- _Task goal_
Look for the line with "Convert this document image to plain text." in the entries below, then extract that line and all lines after it exactly, with pictures left out.

- _Exercise materials_
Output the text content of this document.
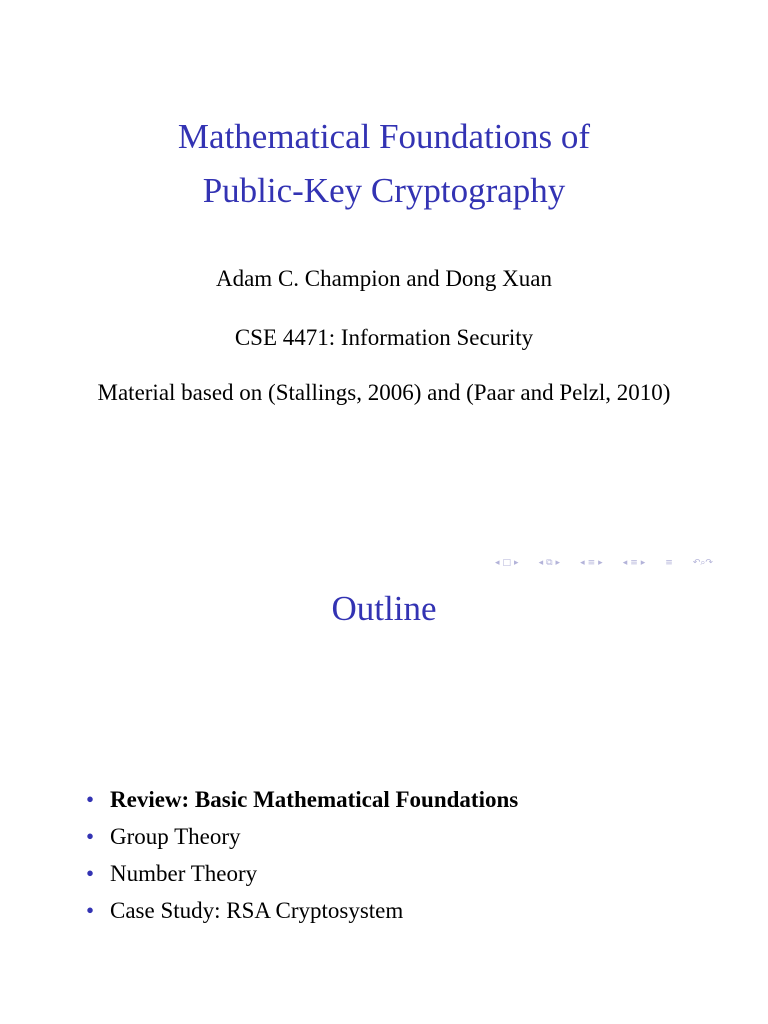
Mathematical Foundations of
Public-Key Cryptography
Adam C. Champion and Dong Xuan
CSE 4471: Information Security
Material based on (Stallings, 2006) and (Paar and Pelzl, 2010)
◂ □ ▸ ◂ ⧉ ▸ ◂ ≡ ▸ ◂ ≡ ▸ ≡ ↶⌕↷
Outline
• Review: Basic Mathematical Foundations
• Group Theory
• Number Theory
• Case Study: RSA Cryptosystem
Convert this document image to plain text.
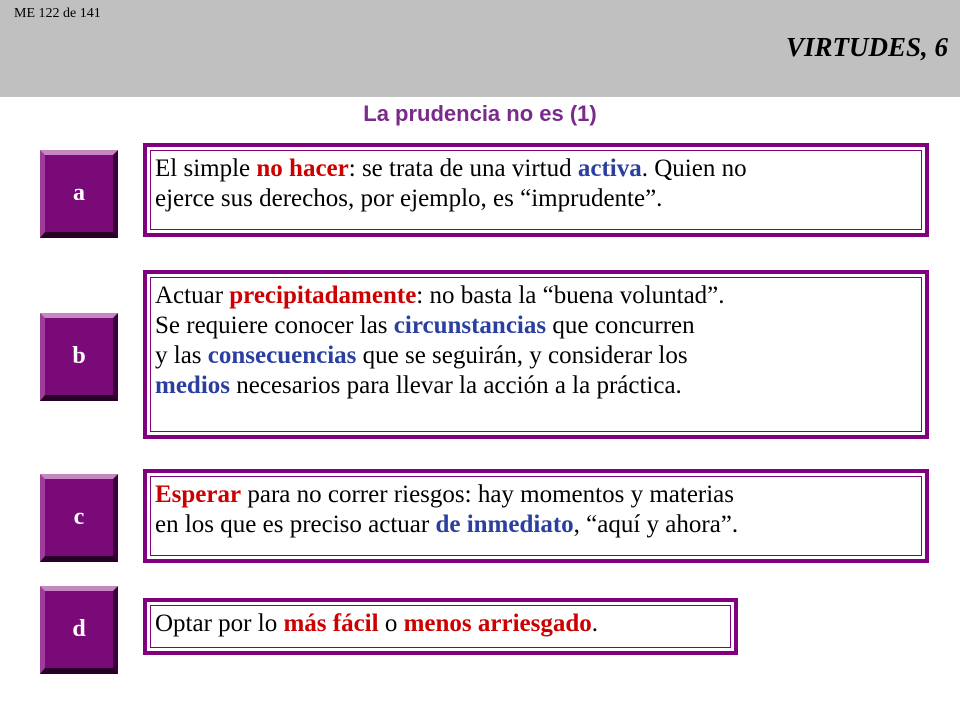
ME 122 de 141
VIRTUDES, 6
La prudencia no es (1)
a
El simple no hacer: se trata de una virtud activa. Quien no
ejerce sus derechos, por ejemplo, es “imprudente”.
b
Actuar precipitadamente: no basta la “buena voluntad”.
Se requiere conocer las circunstancias que concurren
y las consecuencias que se seguirán, y considerar los
medios necesarios para llevar la acción a la práctica.
c
Esperar para no correr riesgos: hay momentos y materias
en los que es preciso actuar de inmediato, “aquí y ahora”.
d	Optar por lo más fácil o menos arriesgado.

- _Exercise solution_
Convert this document image to plain text.
ME 122 de 141
VIRTUDES, 6
La prudencia no es (1)
a
El simple no hacer: se trata de una virtud activa. Quien no
ejerce sus derechos, por ejemplo, es “imprudente”.
b
Actuar precipitadamente: no basta la “buena voluntad”.
Se requiere conocer las circunstancias que concurren
y las consecuencias que se seguirán, y considerar los
medios necesarios para llevar la acción a la práctica.
c
Esperar para no correr riesgos: hay momentos y materias
en los que es preciso actuar de inmediato, “aquí y ahora”.
d	Optar por lo más fácil o menos arriesgado.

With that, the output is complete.